-- Start of Excerpted data --

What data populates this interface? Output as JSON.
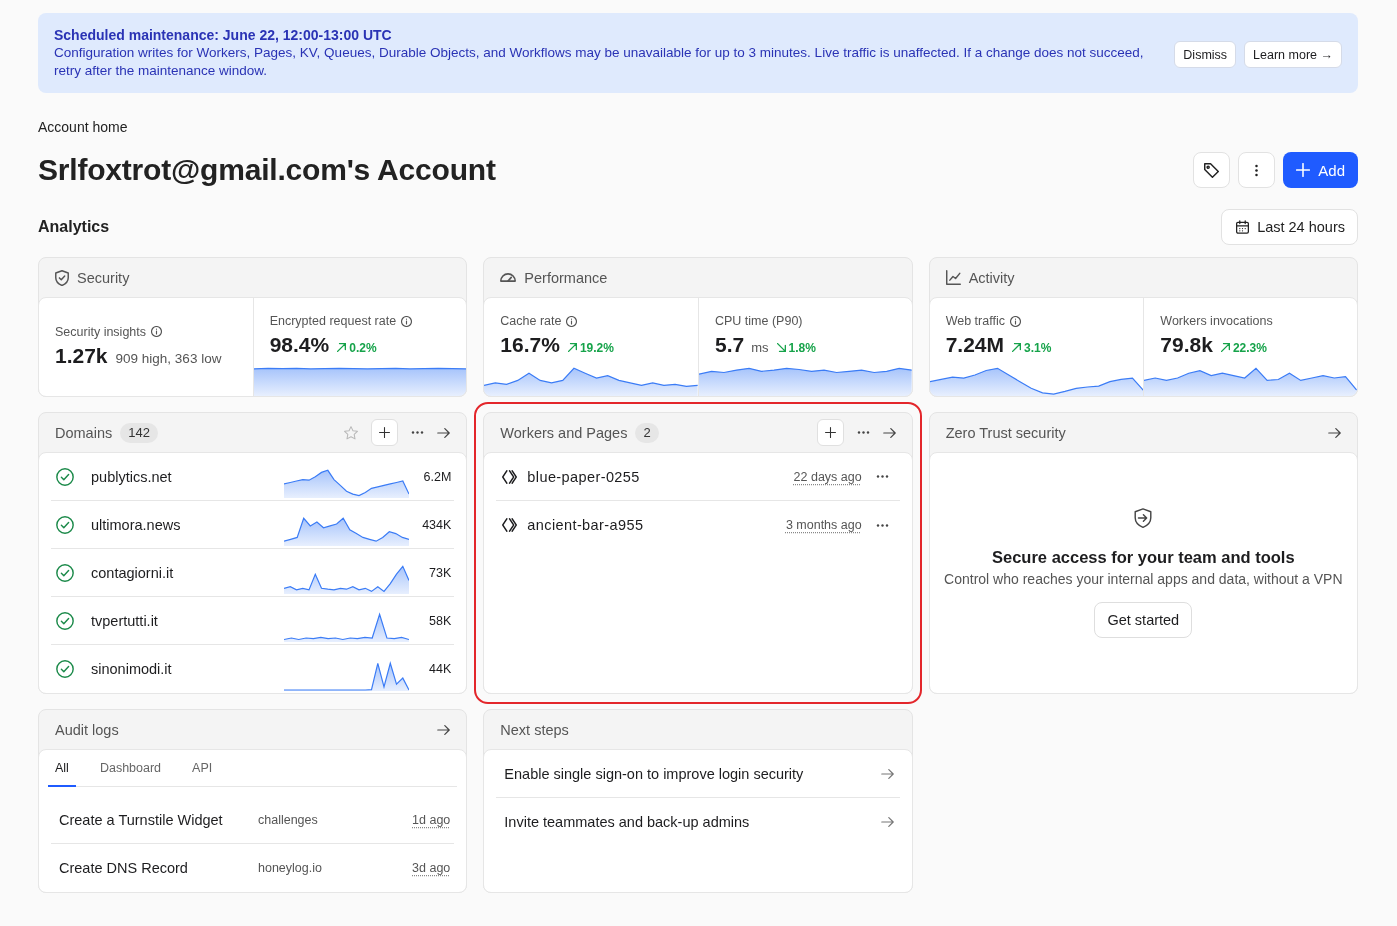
{
  "banner": {
    "title": "Scheduled maintenance: June 22, 12:00-13:00 UTC",
    "message": "Configuration writes for Workers, Pages, KV, Queues, Durable Objects, and Workflows may be unavailable for up to 3 minutes. Live traffic is unaffected. If a change does not succeed, retry after the maintenance window.",
    "buttons": [
      {
        "label": "Dismiss"
      },
      {
        "label": "Learn more →"
      }
    ]
  },
  "header": {
    "breadcrumb": "Account home",
    "title": "Srlfoxtrot@gmail.com's Account",
    "add_button": "Add"
  },
  "analytics": {
    "heading": "Analytics",
    "range_button": "Last 24 hours",
    "cards": [
      {
        "kind": "security",
        "title": "Security",
        "metrics": [
          {
            "kind": "summary",
            "label": "Security insights",
            "info": true,
            "value": "1.27k",
            "detail": "909 high, 363 low"
          },
          {
            "kind": "trend",
            "label": "Encrypted request rate",
            "info": true,
            "value": "98.4%",
            "delta": "0.2%",
            "rising": true
          }
        ]
      },
      {
        "kind": "performance",
        "title": "Performance",
        "metrics": [
          {
            "kind": "trend",
            "label": "Cache rate",
            "info": true,
            "value": "16.7%",
            "delta": "19.2%",
            "rising": true
          },
          {
            "kind": "trend",
            "label": "CPU time (P90)",
            "info": false,
            "value": "5.7",
            "unit": "ms",
            "delta": "1.8%",
            "rising": false
          }
        ]
      },
      {
        "kind": "activity",
        "title": "Activity",
        "metrics": [
          {
            "kind": "trend",
            "label": "Web traffic",
            "info": true,
            "value": "7.24M",
            "delta": "3.1%",
            "rising": true
          },
          {
            "kind": "trend",
            "label": "Workers invocations",
            "info": false,
            "value": "79.8k",
            "delta": "22.3%",
            "rising": true
          }
        ]
      }
    ]
  },
  "domains": {
    "title": "Domains",
    "count": "142",
    "starred": false,
    "rows": [
      {
        "name": "publytics.net",
        "value": "6.2M",
        "active": true
      },
      {
        "name": "ultimora.news",
        "value": "434K",
        "active": true
      },
      {
        "name": "contagiorni.it",
        "value": "73K",
        "active": true
      },
      {
        "name": "tvpertutti.it",
        "value": "58K",
        "active": true
      },
      {
        "name": "sinonimodi.it",
        "value": "44K",
        "active": true
      }
    ]
  },
  "workers": {
    "title": "Workers and Pages",
    "count": "2",
    "highlighted": true,
    "rows": [
      {
        "name": "blue-paper-0255",
        "updated": "22 days ago"
      },
      {
        "name": "ancient-bar-a955",
        "updated": "3 months ago"
      }
    ]
  },
  "zero_trust": {
    "title": "Zero Trust security",
    "heading": "Secure access for your team and tools",
    "text": "Control who reaches your internal apps and data, without a VPN",
    "button": "Get started"
  },
  "audit_logs": {
    "title": "Audit logs",
    "tabs": [
      {
        "label": "All",
        "selected": true
      },
      {
        "label": "Dashboard",
        "selected": false
      },
      {
        "label": "API",
        "selected": false
      }
    ],
    "rows": [
      {
        "action": "Create a Turnstile Widget",
        "target": "challenges",
        "time": "1d ago"
      },
      {
        "action": "Create DNS Record",
        "target": "honeylog.io",
        "time": "3d ago"
      }
    ]
  },
  "next_steps": {
    "title": "Next steps",
    "items": [
      {
        "label": "Enable single sign-on to improve login security"
      },
      {
        "label": "Invite teammates and back-up admins"
      }
    ]
  }
}
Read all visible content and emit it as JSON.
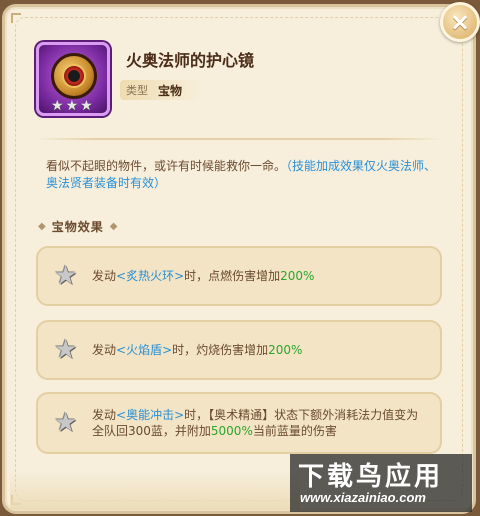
{
  "close_button": {
    "label": "×"
  },
  "item": {
    "name": "火奥法师的护心镜",
    "type_label": "类型",
    "type_value": "宝物",
    "star_count": 3,
    "frame_color": "#7a2aa0"
  },
  "description": {
    "text": "看似不起眼的物件，或许有时候能救你一命。",
    "highlight": "（技能加成效果仅火奥法师、奥法贤者装备时有效）"
  },
  "section_title": "宝物效果",
  "effects": [
    {
      "prefix": "发动",
      "skill": "<炙热火环>",
      "mid": "时，点燃伤害增加",
      "value": "200%",
      "suffix": ""
    },
    {
      "prefix": "发动",
      "skill": "<火焰盾>",
      "mid": "时，灼烧伤害增加",
      "value": "200%",
      "suffix": ""
    },
    {
      "prefix": "发动",
      "skill": "<奥能冲击>",
      "mid": "时，【奥术精通】状态下额外消耗法力值变为全队回300蓝，并附加",
      "value": "5000%",
      "suffix": "当前蓝量的伤害"
    }
  ],
  "watermark": {
    "title": "下载鸟应用",
    "url": "www.xiazainiao.com"
  },
  "colors": {
    "skill": "#2a8fd6",
    "number": "#2ca52c",
    "text": "#6b4a2e",
    "title": "#4a2c17"
  }
}
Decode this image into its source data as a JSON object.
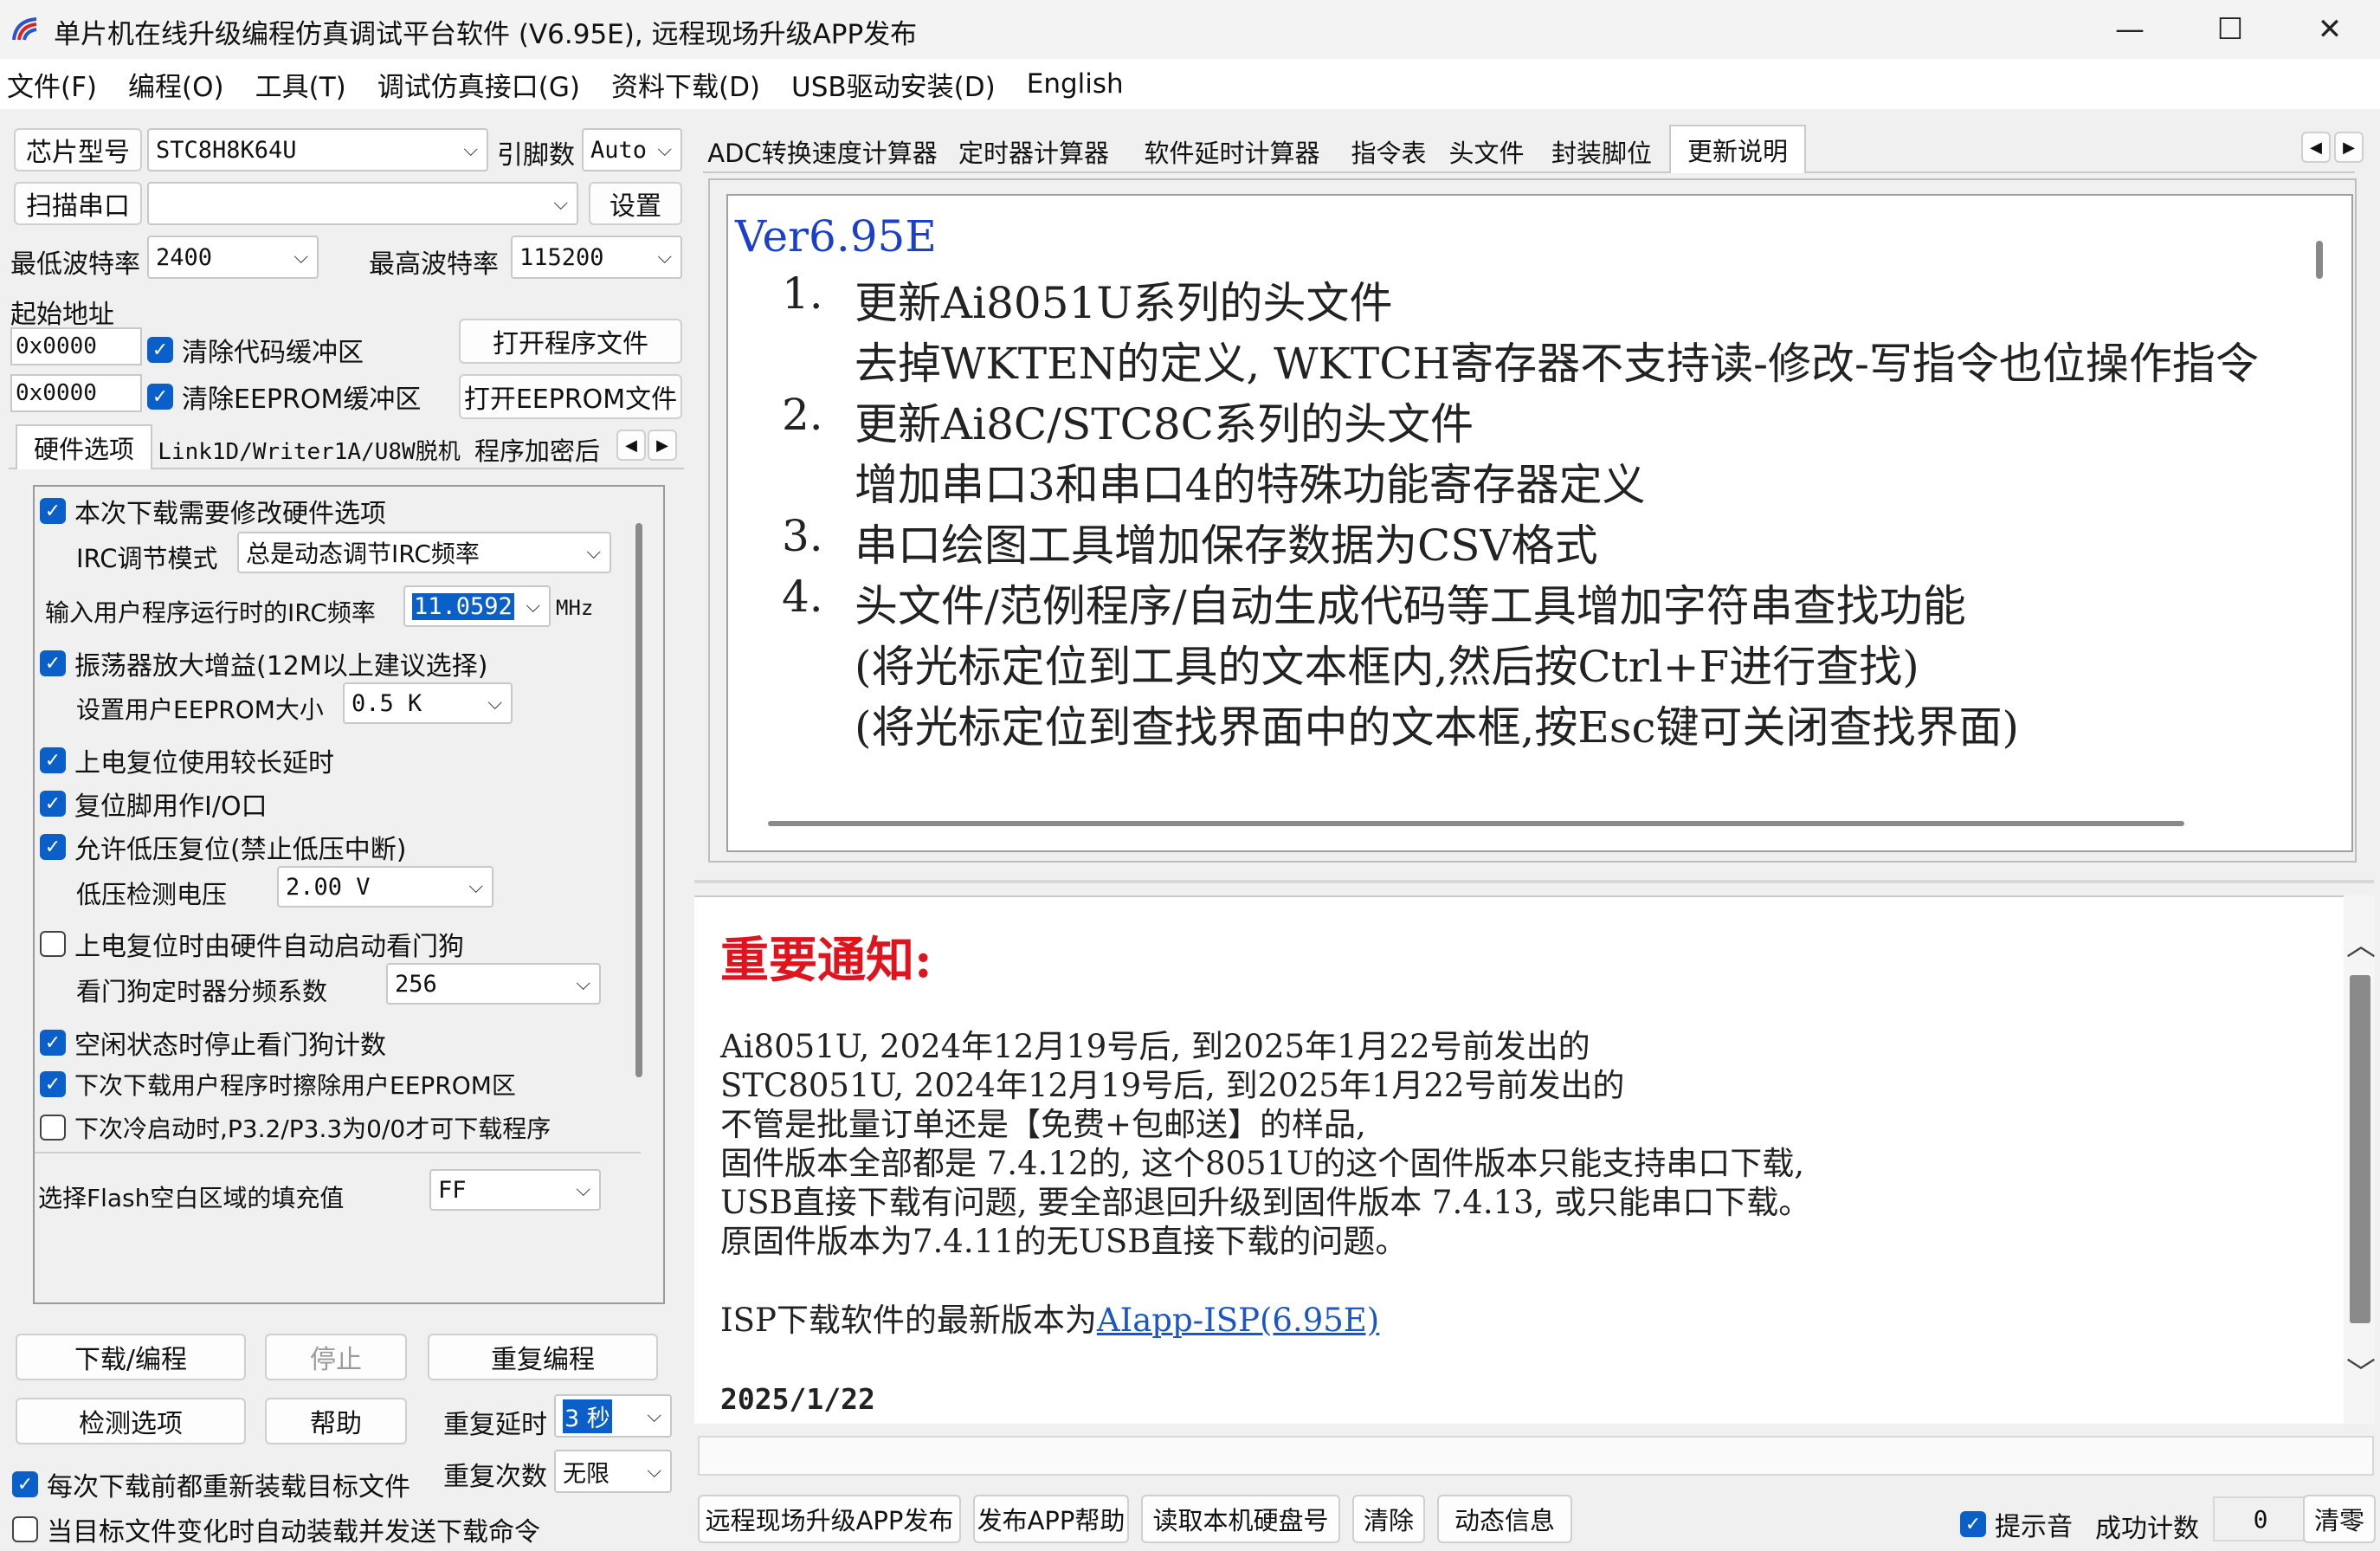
{
  "window": {
    "title": "单片机在线升级编程仿真调试平台软件 (V6.95E), 远程现场升级APP发布",
    "minimize": "—",
    "maximize": "☐",
    "close": "✕"
  },
  "menu": [
    "文件(F)",
    "编程(O)",
    "工具(T)",
    "调试仿真接口(G)",
    "资料下载(D)",
    "USB驱动安装(D)",
    "English"
  ],
  "left": {
    "chip_label": "芯片型号",
    "chip_value": "STC8H8K64U",
    "pins_label": "引脚数",
    "pins_value": "Auto",
    "scan_label": "扫描串口",
    "port_value": "",
    "settings_label": "设置",
    "min_baud_label": "最低波特率",
    "min_baud_value": "2400",
    "max_baud_label": "最高波特率",
    "max_baud_value": "115200",
    "start_addr_label": "起始地址",
    "addr1": "0x0000",
    "addr2": "0x0000",
    "clear_code": "清除代码缓冲区",
    "clear_eeprom": "清除EEPROM缓冲区",
    "open_prog": "打开程序文件",
    "open_eeprom": "打开EEPROM文件",
    "tabs": [
      "硬件选项",
      "Link1D/Writer1A/U8W脱机",
      "程序加密后"
    ],
    "hw": {
      "modify_hw": "本次下载需要修改硬件选项",
      "irc_mode_label": "IRC调节模式",
      "irc_mode_value": "总是动态调节IRC频率",
      "irc_freq_label": "输入用户程序运行时的IRC频率",
      "irc_freq_value": "11.0592",
      "irc_unit": "MHz",
      "osc_gain": "振荡器放大增益(12M以上建议选择)",
      "eeprom_size_label": "设置用户EEPROM大小",
      "eeprom_size_value": "0.5 K",
      "por_delay": "上电复位使用较长延时",
      "reset_io": "复位脚用作I/O口",
      "lvr": "允许低压复位(禁止低压中断)",
      "lvd_label": "低压检测电压",
      "lvd_value": "2.00 V",
      "wdt_auto": "上电复位时由硬件自动启动看门狗",
      "wdt_div_label": "看门狗定时器分频系数",
      "wdt_div_value": "256",
      "wdt_idle": "空闲状态时停止看门狗计数",
      "erase_eeprom": "下次下载用户程序时擦除用户EEPROM区",
      "cold_boot": "下次冷启动时,P3.2/P3.3为0/0才可下载程序",
      "fill_label": "选择Flash空白区域的填充值",
      "fill_value": "FF"
    },
    "download": "下载/编程",
    "stop": "停止",
    "redo": "重复编程",
    "check": "检测选项",
    "help": "帮助",
    "repeat_delay_label": "重复延时",
    "repeat_delay_value": "3 秒",
    "repeat_count_label": "重复次数",
    "repeat_count_value": "无限",
    "reload_before": "每次下载前都重新装载目标文件",
    "auto_reload": "当目标文件变化时自动装载并发送下载命令"
  },
  "right": {
    "tabs": [
      "ADC转换速度计算器",
      "定时器计算器",
      "软件延时计算器",
      "指令表",
      "头文件",
      "封装脚位",
      "更新说明"
    ],
    "version": "Ver6.95E",
    "changes": [
      {
        "num": "1.",
        "text": "更新Ai8051U系列的头文件"
      },
      {
        "num": "",
        "text": "去掉WKTEN的定义, WKTCH寄存器不支持读-修改-写指令也位操作指令"
      },
      {
        "num": "2.",
        "text": "更新Ai8C/STC8C系列的头文件"
      },
      {
        "num": "",
        "text": "增加串口3和串口4的特殊功能寄存器定义"
      },
      {
        "num": "3.",
        "text": "串口绘图工具增加保存数据为CSV格式"
      },
      {
        "num": "4.",
        "text": "头文件/范例程序/自动生成代码等工具增加字符串查找功能"
      },
      {
        "num": "",
        "text": "(将光标定位到工具的文本框内,然后按Ctrl+F进行查找)"
      },
      {
        "num": "",
        "text": "(将光标定位到查找界面中的文本框,按Esc键可关闭查找界面)"
      }
    ],
    "notice_title": "重要通知:",
    "notice_lines": [
      "Ai8051U,  2024年12月19号后, 到2025年1月22号前发出的",
      "STC8051U, 2024年12月19号后, 到2025年1月22号前发出的",
      "不管是批量订单还是【免费+包邮送】的样品,",
      "固件版本全部都是 7.4.12的, 这个8051U的这个固件版本只能支持串口下载,",
      "USB直接下载有问题, 要全部退回升级到固件版本 7.4.13, 或只能串口下载。",
      "原固件版本为7.4.11的无USB直接下载的问题。"
    ],
    "isp_prefix": "ISP下载软件的最新版本为",
    "isp_link": "AIapp-ISP(6.95E)",
    "date": "2025/1/22",
    "bottom": {
      "remote_upgrade": "远程现场升级APP发布",
      "publish_help": "发布APP帮助",
      "read_disk": "读取本机硬盘号",
      "clear": "清除",
      "dyn_info": "动态信息",
      "beep": "提示音",
      "success_label": "成功计数",
      "success_value": "0",
      "reset": "清零"
    }
  },
  "colors": {
    "accent": "#0a5fc8",
    "notice": "#e0141e",
    "link": "#1a56c8",
    "version": "#1a3fcc"
  }
}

-- End of Excerpted data --

**Given exercise**
In the records above, locate each line with the word "updated". Copy all such lines.

**Final answer**
        "updated": "22 days ago"
        "updated": "3 months ago"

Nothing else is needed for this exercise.